• _Problem to solve_
Below is a block of records. Copy every line in it that contains the word "JSON".

• _Input data_

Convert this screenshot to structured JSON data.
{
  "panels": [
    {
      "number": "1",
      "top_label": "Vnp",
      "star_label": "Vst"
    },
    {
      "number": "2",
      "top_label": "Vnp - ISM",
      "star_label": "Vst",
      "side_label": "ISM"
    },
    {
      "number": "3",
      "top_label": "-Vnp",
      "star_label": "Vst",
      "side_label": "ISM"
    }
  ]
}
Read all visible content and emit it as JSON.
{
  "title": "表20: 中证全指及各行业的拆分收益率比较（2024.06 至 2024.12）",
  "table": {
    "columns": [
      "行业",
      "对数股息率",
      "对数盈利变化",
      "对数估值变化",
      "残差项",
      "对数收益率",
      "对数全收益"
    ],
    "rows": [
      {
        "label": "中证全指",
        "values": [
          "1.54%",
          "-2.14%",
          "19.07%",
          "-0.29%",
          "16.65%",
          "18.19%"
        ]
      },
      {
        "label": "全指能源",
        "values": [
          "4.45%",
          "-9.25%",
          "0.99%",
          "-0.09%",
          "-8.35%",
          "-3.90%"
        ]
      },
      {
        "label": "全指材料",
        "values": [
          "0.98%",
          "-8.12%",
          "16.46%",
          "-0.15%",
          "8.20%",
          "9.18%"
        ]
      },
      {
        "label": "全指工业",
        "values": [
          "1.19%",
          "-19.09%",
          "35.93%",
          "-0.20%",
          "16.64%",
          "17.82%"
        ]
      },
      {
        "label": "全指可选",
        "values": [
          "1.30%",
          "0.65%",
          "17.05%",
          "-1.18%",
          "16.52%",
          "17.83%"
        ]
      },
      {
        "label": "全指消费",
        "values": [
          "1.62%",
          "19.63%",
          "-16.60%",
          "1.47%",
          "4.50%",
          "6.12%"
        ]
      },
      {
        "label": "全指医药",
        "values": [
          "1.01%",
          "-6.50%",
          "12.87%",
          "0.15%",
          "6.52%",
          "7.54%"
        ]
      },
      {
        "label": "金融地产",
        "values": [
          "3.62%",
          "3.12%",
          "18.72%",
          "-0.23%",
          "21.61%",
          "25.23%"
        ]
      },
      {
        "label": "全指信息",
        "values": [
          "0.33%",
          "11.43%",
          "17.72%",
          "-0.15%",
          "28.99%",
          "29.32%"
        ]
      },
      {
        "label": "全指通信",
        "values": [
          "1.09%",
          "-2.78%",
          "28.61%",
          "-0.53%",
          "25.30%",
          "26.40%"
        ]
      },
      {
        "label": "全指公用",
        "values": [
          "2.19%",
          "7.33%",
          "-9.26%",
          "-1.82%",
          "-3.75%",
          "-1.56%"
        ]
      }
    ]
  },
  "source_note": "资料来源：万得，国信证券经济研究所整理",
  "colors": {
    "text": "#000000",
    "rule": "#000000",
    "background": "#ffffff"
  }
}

• _Problem solution_
Convert this screenshot to structured JSON data.
Read all visible content and emit it as JSON.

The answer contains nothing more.